AIM » Copy every entry word for word, but skip the pictures.

(Dataset records)

· · · ·

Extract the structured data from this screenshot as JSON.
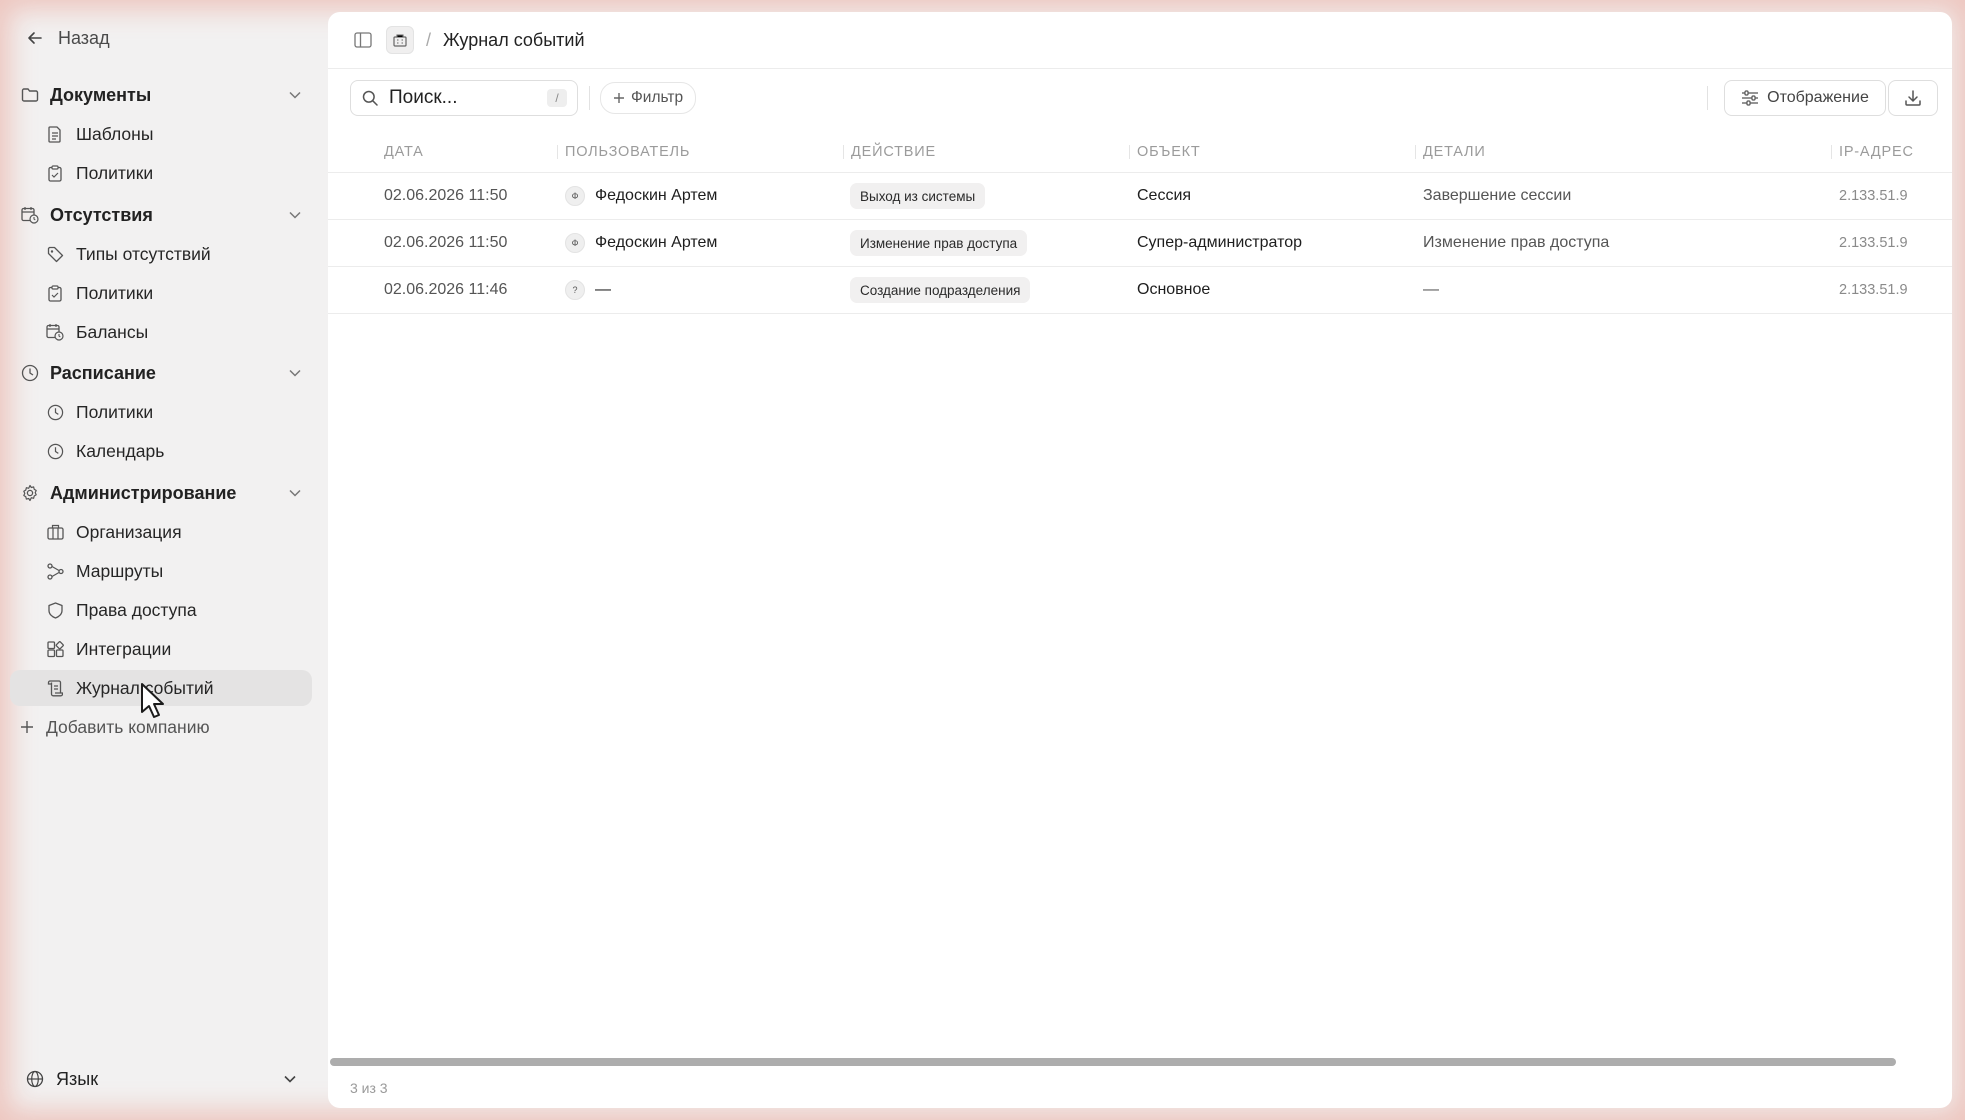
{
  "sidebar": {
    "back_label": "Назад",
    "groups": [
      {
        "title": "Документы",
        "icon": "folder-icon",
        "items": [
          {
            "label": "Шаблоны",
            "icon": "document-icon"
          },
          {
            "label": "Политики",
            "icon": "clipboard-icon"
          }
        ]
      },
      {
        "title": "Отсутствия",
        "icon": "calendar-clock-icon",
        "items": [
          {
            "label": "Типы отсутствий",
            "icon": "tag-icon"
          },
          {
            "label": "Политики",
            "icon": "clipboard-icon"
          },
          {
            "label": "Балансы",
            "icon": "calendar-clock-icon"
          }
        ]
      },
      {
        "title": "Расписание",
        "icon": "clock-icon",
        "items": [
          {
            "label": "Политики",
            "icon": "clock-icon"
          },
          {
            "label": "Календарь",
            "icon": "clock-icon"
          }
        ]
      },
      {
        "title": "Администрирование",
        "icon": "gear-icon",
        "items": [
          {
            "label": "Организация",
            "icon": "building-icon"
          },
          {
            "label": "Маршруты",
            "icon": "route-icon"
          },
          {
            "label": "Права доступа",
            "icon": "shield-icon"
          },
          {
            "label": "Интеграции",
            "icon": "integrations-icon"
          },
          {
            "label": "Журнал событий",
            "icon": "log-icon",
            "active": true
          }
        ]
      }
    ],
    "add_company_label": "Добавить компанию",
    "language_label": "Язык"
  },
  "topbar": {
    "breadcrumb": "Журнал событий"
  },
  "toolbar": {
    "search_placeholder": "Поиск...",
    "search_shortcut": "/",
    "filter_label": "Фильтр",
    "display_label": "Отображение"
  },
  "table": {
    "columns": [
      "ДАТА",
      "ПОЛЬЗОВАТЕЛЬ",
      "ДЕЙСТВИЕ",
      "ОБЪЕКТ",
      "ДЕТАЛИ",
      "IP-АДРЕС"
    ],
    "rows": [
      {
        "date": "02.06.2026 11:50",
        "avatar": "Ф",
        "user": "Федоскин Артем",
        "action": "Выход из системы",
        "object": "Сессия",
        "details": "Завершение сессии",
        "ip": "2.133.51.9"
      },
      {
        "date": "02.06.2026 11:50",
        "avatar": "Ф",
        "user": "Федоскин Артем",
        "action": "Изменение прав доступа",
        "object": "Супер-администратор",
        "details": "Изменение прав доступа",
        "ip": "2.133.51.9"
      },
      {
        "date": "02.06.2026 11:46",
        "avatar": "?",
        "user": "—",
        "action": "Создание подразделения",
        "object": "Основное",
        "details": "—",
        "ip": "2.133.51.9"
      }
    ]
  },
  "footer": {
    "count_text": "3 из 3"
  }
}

· · · ·

WRITTEN RESPONSE »
Extract the structured data from this screenshot as JSON.
{
  "sidebar": {
    "back_label": "Назад",
    "groups": [
      {
        "title": "Документы",
        "icon": "folder-icon",
        "items": [
          {
            "label": "Шаблоны",
            "icon": "document-icon"
          },
          {
            "label": "Политики",
            "icon": "clipboard-icon"
          }
        ]
      },
      {
        "title": "Отсутствия",
        "icon": "calendar-clock-icon",
        "items": [
          {
            "label": "Типы отсутствий",
            "icon": "tag-icon"
          },
          {
            "label": "Политики",
            "icon": "clipboard-icon"
          },
          {
            "label": "Балансы",
            "icon": "calendar-clock-icon"
          }
        ]
      },
      {
        "title": "Расписание",
        "icon": "clock-icon",
        "items": [
          {
            "label": "Политики",
            "icon": "clock-icon"
          },
          {
            "label": "Календарь",
            "icon": "clock-icon"
          }
        ]
      },
      {
        "title": "Администрирование",
        "icon": "gear-icon",
        "items": [
          {
            "label": "Организация",
            "icon": "building-icon"
          },
          {
            "label": "Маршруты",
            "icon": "route-icon"
          },
          {
            "label": "Права доступа",
            "icon": "shield-icon"
          },
          {
            "label": "Интеграции",
            "icon": "integrations-icon"
          },
          {
            "label": "Журнал событий",
            "icon": "log-icon",
            "active": true
          }
        ]
      }
    ],
    "add_company_label": "Добавить компанию",
    "language_label": "Язык"
  },
  "topbar": {
    "breadcrumb": "Журнал событий"
  },
  "toolbar": {
    "search_placeholder": "Поиск...",
    "search_shortcut": "/",
    "filter_label": "Фильтр",
    "display_label": "Отображение"
  },
  "table": {
    "columns": [
      "ДАТА",
      "ПОЛЬЗОВАТЕЛЬ",
      "ДЕЙСТВИЕ",
      "ОБЪЕКТ",
      "ДЕТАЛИ",
      "IP-АДРЕС"
    ],
    "rows": [
      {
        "date": "02.06.2026 11:50",
        "avatar": "Ф",
        "user": "Федоскин Артем",
        "action": "Выход из системы",
        "object": "Сессия",
        "details": "Завершение сессии",
        "ip": "2.133.51.9"
      },
      {
        "date": "02.06.2026 11:50",
        "avatar": "Ф",
        "user": "Федоскин Артем",
        "action": "Изменение прав доступа",
        "object": "Супер-администратор",
        "details": "Изменение прав доступа",
        "ip": "2.133.51.9"
      },
      {
        "date": "02.06.2026 11:46",
        "avatar": "?",
        "user": "—",
        "action": "Создание подразделения",
        "object": "Основное",
        "details": "—",
        "ip": "2.133.51.9"
      }
    ]
  },
  "footer": {
    "count_text": "3 из 3"
  }
}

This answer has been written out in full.